**To do:**
Restate each of the lines below word for word and drop every picture.

**Stored data:**
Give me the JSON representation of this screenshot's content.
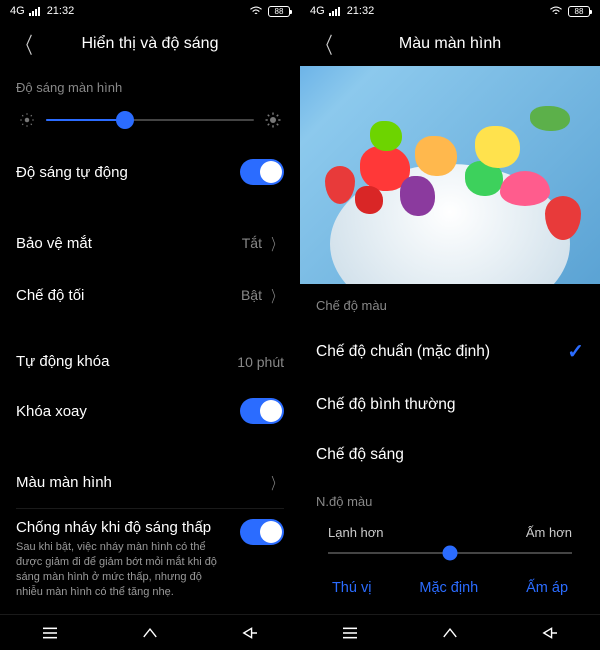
{
  "status": {
    "net": "4G",
    "time": "21:32",
    "battery": "88"
  },
  "left": {
    "title": "Hiển thị và độ sáng",
    "brightness_label": "Độ sáng màn hình",
    "brightness_pct": 38,
    "auto_brightness": "Độ sáng tự động",
    "eye_protect": "Bảo vệ mắt",
    "eye_protect_val": "Tắt",
    "dark_mode": "Chế độ tối",
    "dark_mode_val": "Bật",
    "auto_lock": "Tự động khóa",
    "auto_lock_val": "10 phút",
    "rotation_lock": "Khóa xoay",
    "screen_color": "Màu màn hình",
    "anti_flicker": "Chống nháy khi độ sáng thấp",
    "anti_flicker_desc": "Sau khi bật, việc nháy màn hình có thể được giảm đi để giảm bớt mỏi mắt khi độ sáng màn hình ở mức thấp, nhưng độ nhiễu màn hình có thể tăng nhẹ."
  },
  "right": {
    "title": "Màu màn hình",
    "color_mode_label": "Chế độ màu",
    "options": [
      "Chế độ chuẩn (mặc định)",
      "Chế độ bình thường",
      "Chế độ sáng"
    ],
    "selected": 0,
    "temp_label": "N.độ màu",
    "cooler": "Lạnh hơn",
    "warmer": "Ấm hơn",
    "presets": [
      "Thú vị",
      "Mặc định",
      "Ấm áp"
    ]
  }
}
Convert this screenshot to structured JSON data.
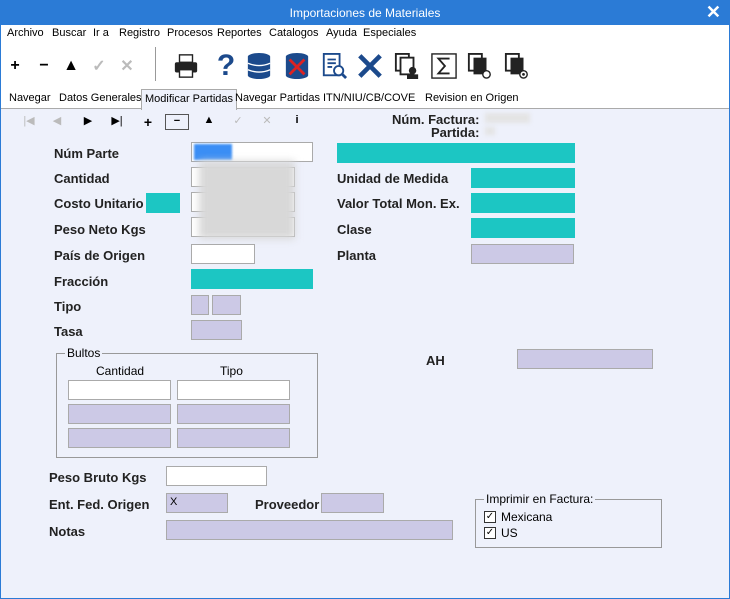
{
  "window": {
    "title": "Importaciones de Materiales",
    "close_glyph": "✕"
  },
  "menu": [
    "Archivo",
    "Buscar",
    "Ir a",
    "Registro",
    "Procesos",
    "Reportes",
    "Catalogos",
    "Ayuda",
    "Especiales"
  ],
  "toolbar_icons": [
    "add-icon",
    "remove-icon",
    "up-icon",
    "confirm-icon",
    "cancel-icon",
    "print-icon",
    "help-icon",
    "database-icon",
    "database-delete-icon",
    "report-search-icon",
    "delete-icon",
    "document-user-icon",
    "sum-icon",
    "documents-icon",
    "document-settings-icon"
  ],
  "tabs": [
    "Navegar",
    "Datos Generales",
    "Modificar Partidas",
    "Navegar Partidas",
    "ITN/NIU/CB/COVE",
    "Revision en Origen"
  ],
  "active_tab": "Modificar Partidas",
  "header": {
    "factura_label": "Núm. Factura:",
    "partida_label": "Partida:"
  },
  "labels": {
    "num_parte": "Núm Parte",
    "cantidad": "Cantidad",
    "costo_unitario": "Costo Unitario",
    "peso_neto": "Peso Neto Kgs",
    "pais_origen": "País de Origen",
    "fraccion": "Fracción",
    "tipo": "Tipo",
    "tasa": "Tasa",
    "unidad_medida": "Unidad de Medida",
    "valor_total": "Valor Total Mon. Ex.",
    "clase": "Clase",
    "planta": "Planta",
    "ah": "AH",
    "peso_bruto": "Peso Bruto Kgs",
    "ent_fed_origen": "Ent. Fed. Origen",
    "proveedor": "Proveedor",
    "notas": "Notas"
  },
  "bultos": {
    "title": "Bultos",
    "col_cantidad": "Cantidad",
    "col_tipo": "Tipo"
  },
  "imprimir": {
    "title": "Imprimir en Factura:",
    "options": [
      {
        "label": "Mexicana",
        "checked": true
      },
      {
        "label": "US",
        "checked": true
      }
    ]
  },
  "values": {
    "ent_fed_origen": "X"
  }
}
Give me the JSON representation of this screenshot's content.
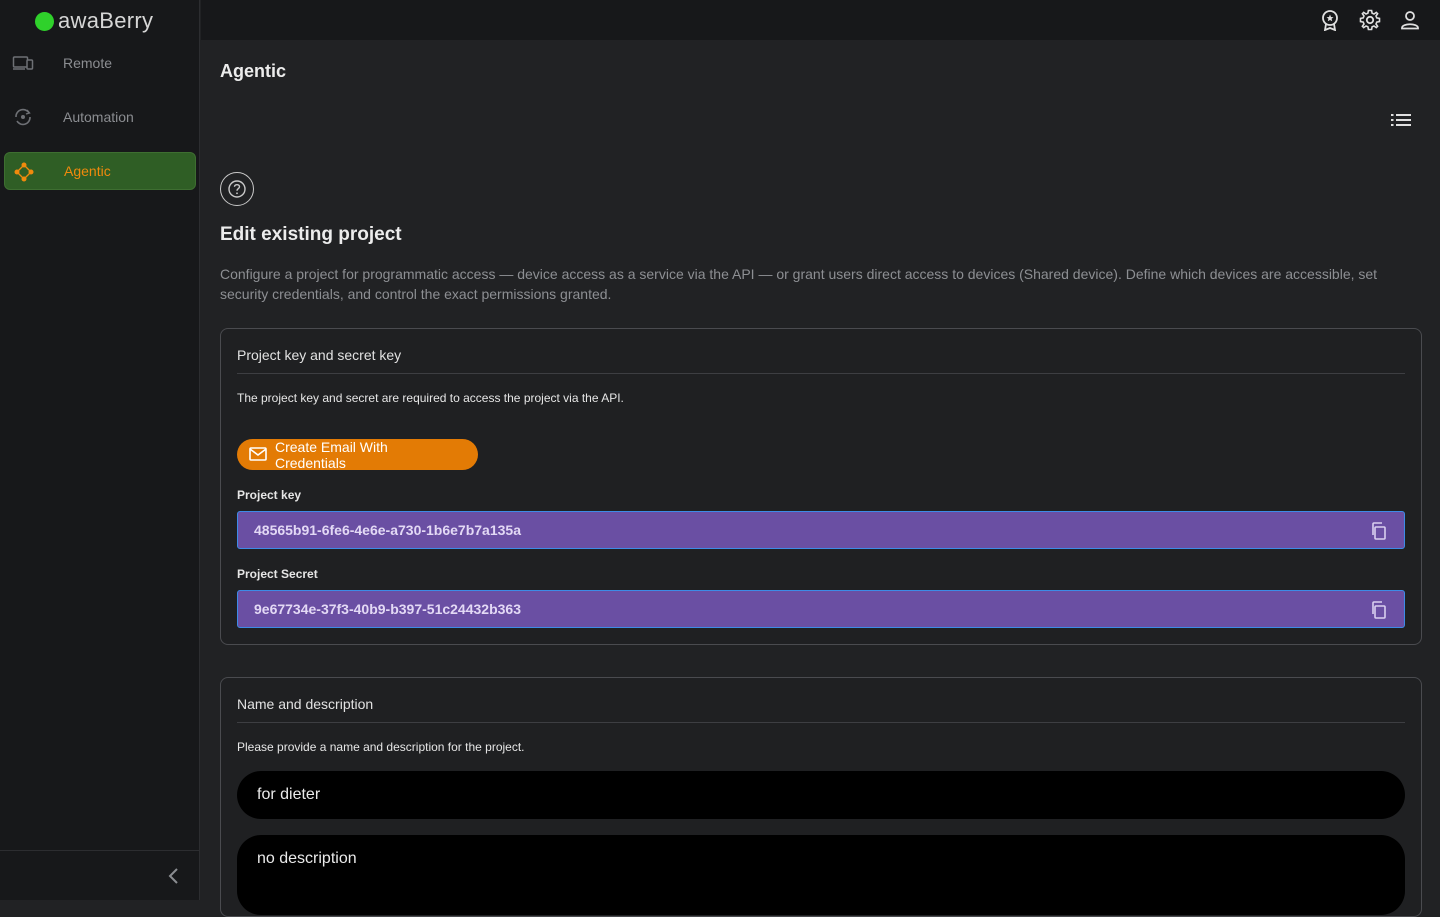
{
  "app": {
    "brand": "awaBerry"
  },
  "sidebar": {
    "items": [
      {
        "label": "Remote",
        "icon": "devices-icon",
        "active": false
      },
      {
        "label": "Automation",
        "icon": "automation-icon",
        "active": false
      },
      {
        "label": "Agentic",
        "icon": "agentic-icon",
        "active": true
      }
    ],
    "collapse_icon": "chevron-left-icon"
  },
  "topbar": {
    "icons": [
      "award-icon",
      "gear-icon",
      "user-icon"
    ]
  },
  "page": {
    "title": "Agentic",
    "section_title": "Edit existing project",
    "section_desc": "Configure a project for programmatic access — device access as a service via the API — or grant users direct access to devices (Shared device). Define which devices are accessible, set security credentials, and control the exact permissions granted."
  },
  "keys_card": {
    "title": "Project key and secret key",
    "description": "The project key and secret are required to access the project via the API.",
    "email_button": "Create Email With Credentials",
    "project_key_label": "Project key",
    "project_key_value": "48565b91-6fe6-4e6e-a730-1b6e7b7a135a",
    "project_secret_label": "Project Secret",
    "project_secret_value": "9e67734e-37f3-40b9-b397-51c24432b363"
  },
  "name_card": {
    "title": "Name and description",
    "description": "Please provide a name and description for the project.",
    "name_value": "for dieter",
    "description_value": "no description"
  },
  "colors": {
    "accent_orange": "#e37b05",
    "active_nav_bg": "#2f5e25",
    "key_field_bg": "#6a4fa3",
    "brand_dot": "#2fd12b"
  }
}
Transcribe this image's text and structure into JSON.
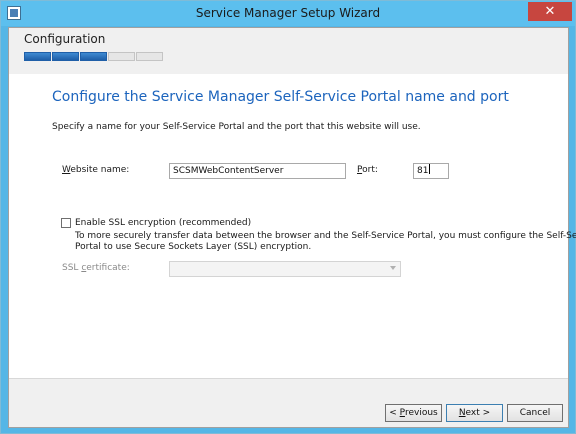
{
  "window": {
    "title": "Service Manager Setup Wizard",
    "close_glyph": "✕"
  },
  "header": {
    "page_heading": "Configuration",
    "progress": {
      "completed_steps": 3,
      "total_steps": 5
    }
  },
  "main": {
    "heading": "Configure the Service Manager Self-Service Portal name and port",
    "description": "Specify a name for your Self-Service Portal and the port that this website will use.",
    "website_name": {
      "label_u": "W",
      "label_rest": "ebsite name:",
      "value": "SCSMWebContentServer"
    },
    "port": {
      "label_u": "P",
      "label_rest": "ort:",
      "value": "81"
    },
    "ssl": {
      "checked": false,
      "label": "Enable SSL encryption (recommended)",
      "note_line1": "To more securely transfer data between the browser and the Self-Service Portal, you must configure the Self-Service",
      "note_line2": "Portal to use Secure Sockets Layer (SSL) encryption."
    },
    "ssl_certificate": {
      "label_pre": "SSL ",
      "label_u": "c",
      "label_rest": "ertificate:",
      "value": ""
    }
  },
  "footer": {
    "previous": {
      "prefix": "< ",
      "u": "P",
      "rest": "revious"
    },
    "next": {
      "u": "N",
      "rest": "ext >"
    },
    "cancel_label": "Cancel"
  },
  "colors": {
    "accent": "#1c64bd",
    "titlebar": "#5cbfee",
    "close": "#c7463f",
    "progress": "#1f5fa8"
  }
}
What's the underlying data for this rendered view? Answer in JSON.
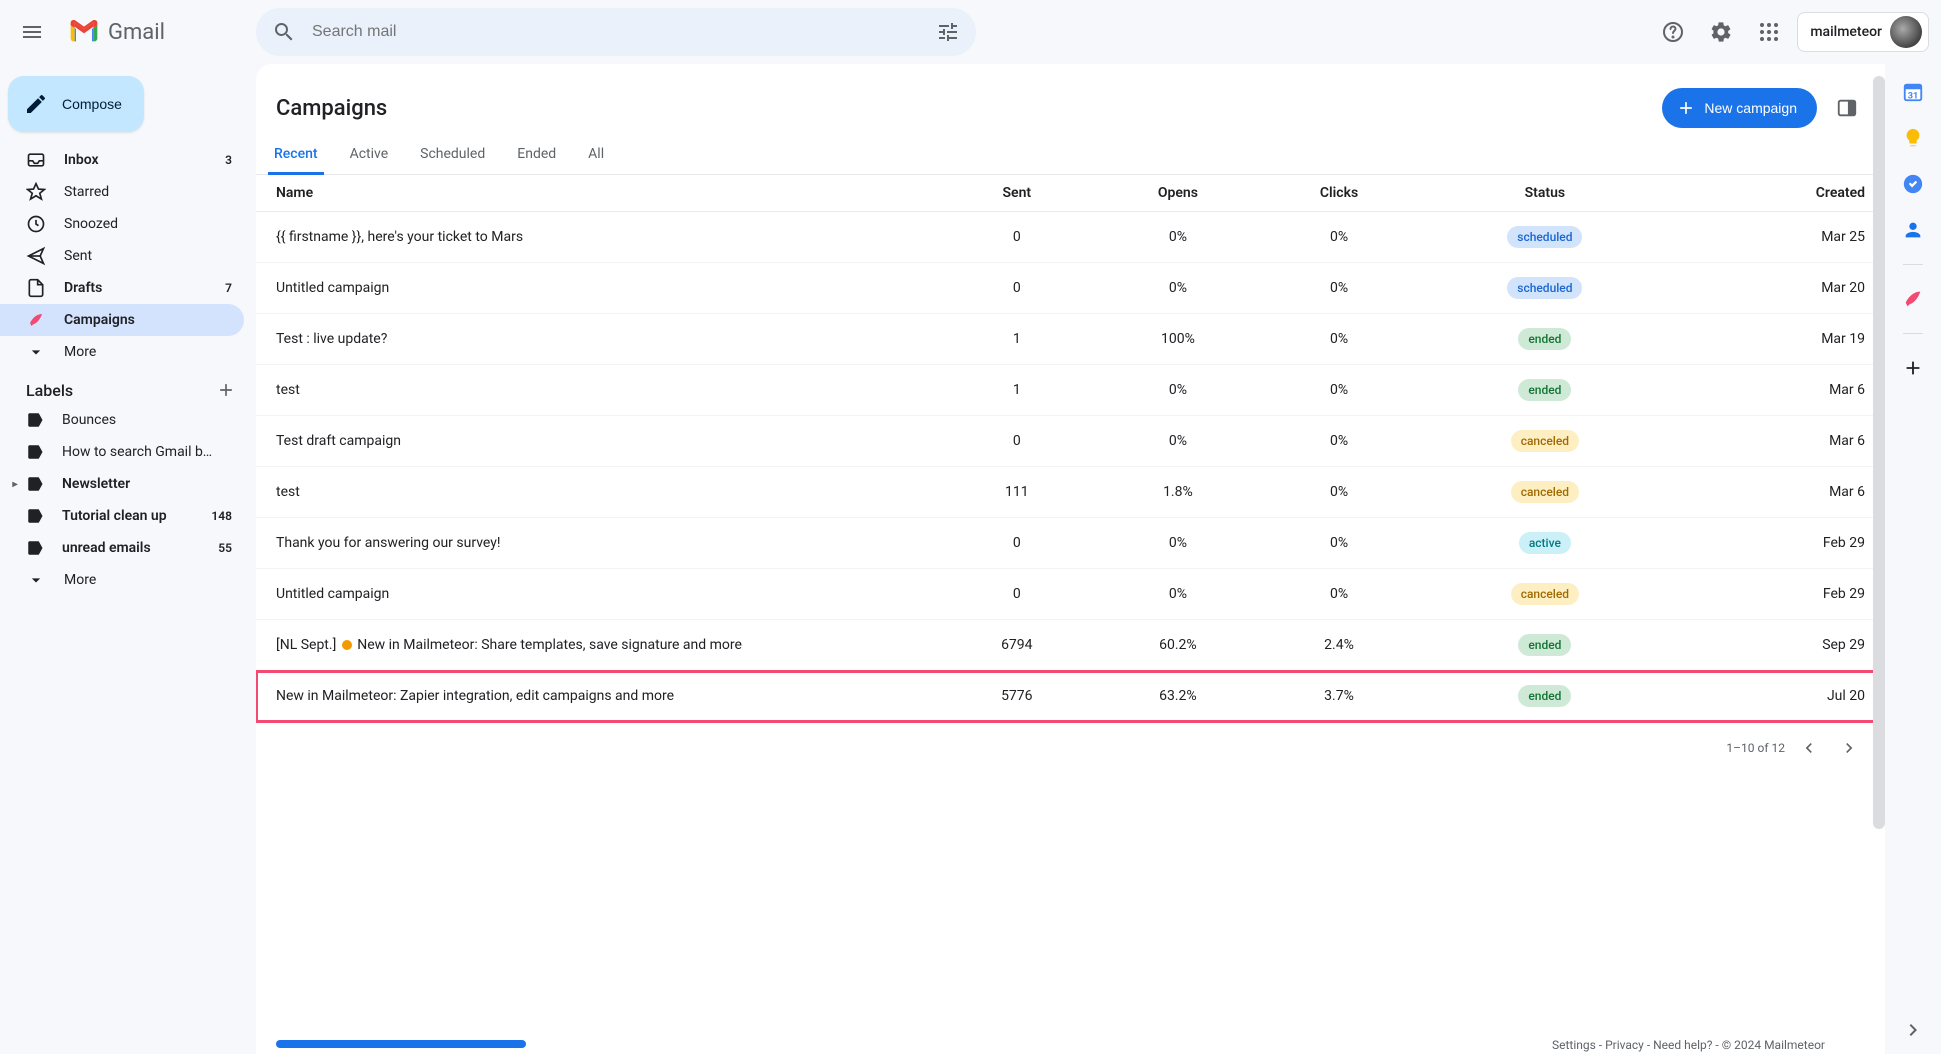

**Solution to this exercise:**
Give me the JSON representation of this screenshot's content.
{
  "status": {
    "net": "4G",
    "time": "21:32",
    "battery": "88"
  },
  "left": {
    "title": "Hiển thị và độ sáng",
    "brightness_label": "Độ sáng màn hình",
    "brightness_pct": 38,
    "auto_brightness": "Độ sáng tự động",
    "eye_protect": "Bảo vệ mắt",
    "eye_protect_val": "Tắt",
    "dark_mode": "Chế độ tối",
    "dark_mode_val": "Bật",
    "auto_lock": "Tự động khóa",
    "auto_lock_val": "10 phút",
    "rotation_lock": "Khóa xoay",
    "screen_color": "Màu màn hình",
    "anti_flicker": "Chống nháy khi độ sáng thấp",
    "anti_flicker_desc": "Sau khi bật, việc nháy màn hình có thể được giảm đi để giảm bớt mỏi mắt khi độ sáng màn hình ở mức thấp, nhưng độ nhiễu màn hình có thể tăng nhẹ."
  },
  "right": {
    "title": "Màu màn hình",
    "color_mode_label": "Chế độ màu",
    "options": [
      "Chế độ chuẩn (mặc định)",
      "Chế độ bình thường",
      "Chế độ sáng"
    ],
    "selected": 0,
    "temp_label": "N.độ màu",
    "cooler": "Lạnh hơn",
    "warmer": "Ấm hơn",
    "presets": [
      "Thú vị",
      "Mặc định",
      "Ấm áp"
    ]
  }
}
Convert this screenshot to structured JSON data.
{
  "window": {
    "title": "Importaciones de Materiales",
    "close_glyph": "✕"
  },
  "menu": [
    "Archivo",
    "Buscar",
    "Ir a",
    "Registro",
    "Procesos",
    "Reportes",
    "Catalogos",
    "Ayuda",
    "Especiales"
  ],
  "toolbar_icons": [
    "add-icon",
    "remove-icon",
    "up-icon",
    "confirm-icon",
    "cancel-icon",
    "print-icon",
    "help-icon",
    "database-icon",
    "database-delete-icon",
    "report-search-icon",
    "delete-icon",
    "document-user-icon",
    "sum-icon",
    "documents-icon",
    "document-settings-icon"
  ],
  "tabs": [
    "Navegar",
    "Datos Generales",
    "Modificar Partidas",
    "Navegar Partidas",
    "ITN/NIU/CB/COVE",
    "Revision en Origen"
  ],
  "active_tab": "Modificar Partidas",
  "header": {
    "factura_label": "Núm. Factura:",
    "partida_label": "Partida:"
  },
  "labels": {
    "num_parte": "Núm Parte",
    "cantidad": "Cantidad",
    "costo_unitario": "Costo Unitario",
    "peso_neto": "Peso Neto Kgs",
    "pais_origen": "País de Origen",
    "fraccion": "Fracción",
    "tipo": "Tipo",
    "tasa": "Tasa",
    "unidad_medida": "Unidad de Medida",
    "valor_total": "Valor Total Mon. Ex.",
    "clase": "Clase",
    "planta": "Planta",
    "ah": "AH",
    "peso_bruto": "Peso Bruto Kgs",
    "ent_fed_origen": "Ent. Fed. Origen",
    "proveedor": "Proveedor",
    "notas": "Notas"
  },
  "bultos": {
    "title": "Bultos",
    "col_cantidad": "Cantidad",
    "col_tipo": "Tipo"
  },
  "imprimir": {
    "title": "Imprimir en Factura:",
    "options": [
      {
        "label": "Mexicana",
        "checked": true
      },
      {
        "label": "US",
        "checked": true
      }
    ]
  },
  "values": {
    "ent_fed_origen": "X"
  }
}
Give me the JSON representation of this screenshot's content.
{
  "app": {
    "brand": "awaBerry"
  },
  "sidebar": {
    "items": [
      {
        "label": "Remote",
        "icon": "devices-icon",
        "active": false
      },
      {
        "label": "Automation",
        "icon": "automation-icon",
        "active": false
      },
      {
        "label": "Agentic",
        "icon": "agentic-icon",
        "active": true
      }
    ],
    "collapse_icon": "chevron-left-icon"
  },
  "topbar": {
    "icons": [
      "award-icon",
      "gear-icon",
      "user-icon"
    ]
  },
  "page": {
    "title": "Agentic",
    "section_title": "Edit existing project",
    "section_desc": "Configure a project for programmatic access — device access as a service via the API — or grant users direct access to devices (Shared device). Define which devices are accessible, set security credentials, and control the exact permissions granted."
  },
  "keys_card": {
    "title": "Project key and secret key",
    "description": "The project key and secret are required to access the project via the API.",
    "email_button": "Create Email With Credentials",
    "project_key_label": "Project key",
    "project_key_value": "48565b91-6fe6-4e6e-a730-1b6e7b7a135a",
    "project_secret_label": "Project Secret",
    "project_secret_value": "9e67734e-37f3-40b9-b397-51c24432b363"
  },
  "name_card": {
    "title": "Name and description",
    "description": "Please provide a name and description for the project.",
    "name_value": "for dieter",
    "description_value": "no description"
  },
  "colors": {
    "accent_orange": "#e37b05",
    "active_nav_bg": "#2f5e25",
    "key_field_bg": "#6a4fa3",
    "brand_dot": "#2fd12b"
  }
}
Transcribe this image's text and structure into JSON.
{
  "window": {
    "title": "Service Manager Setup Wizard",
    "close_glyph": "✕"
  },
  "header": {
    "page_heading": "Configuration",
    "progress": {
      "completed_steps": 3,
      "total_steps": 5
    }
  },
  "main": {
    "heading": "Configure the Service Manager Self-Service Portal name and port",
    "description": "Specify a name for your Self-Service Portal and the port that this website will use.",
    "website_name": {
      "label_u": "W",
      "label_rest": "ebsite name:",
      "value": "SCSMWebContentServer"
    },
    "port": {
      "label_u": "P",
      "label_rest": "ort:",
      "value": "81"
    },
    "ssl": {
      "checked": false,
      "label": "Enable SSL encryption (recommended)",
      "note_line1": "To more securely transfer data between the browser and the Self-Service Portal, you must configure the Self-Service",
      "note_line2": "Portal to use Secure Sockets Layer (SSL) encryption."
    },
    "ssl_certificate": {
      "label_pre": "SSL ",
      "label_u": "c",
      "label_rest": "ertificate:",
      "value": ""
    }
  },
  "footer": {
    "previous": {
      "prefix": "< ",
      "u": "P",
      "rest": "revious"
    },
    "next": {
      "u": "N",
      "rest": "ext >"
    },
    "cancel_label": "Cancel"
  },
  "colors": {
    "accent": "#1c64bd",
    "titlebar": "#5cbfee",
    "close": "#c7463f",
    "progress": "#1f5fa8"
  }
}
What's the underlying data for this rendered view? Answer in JSON.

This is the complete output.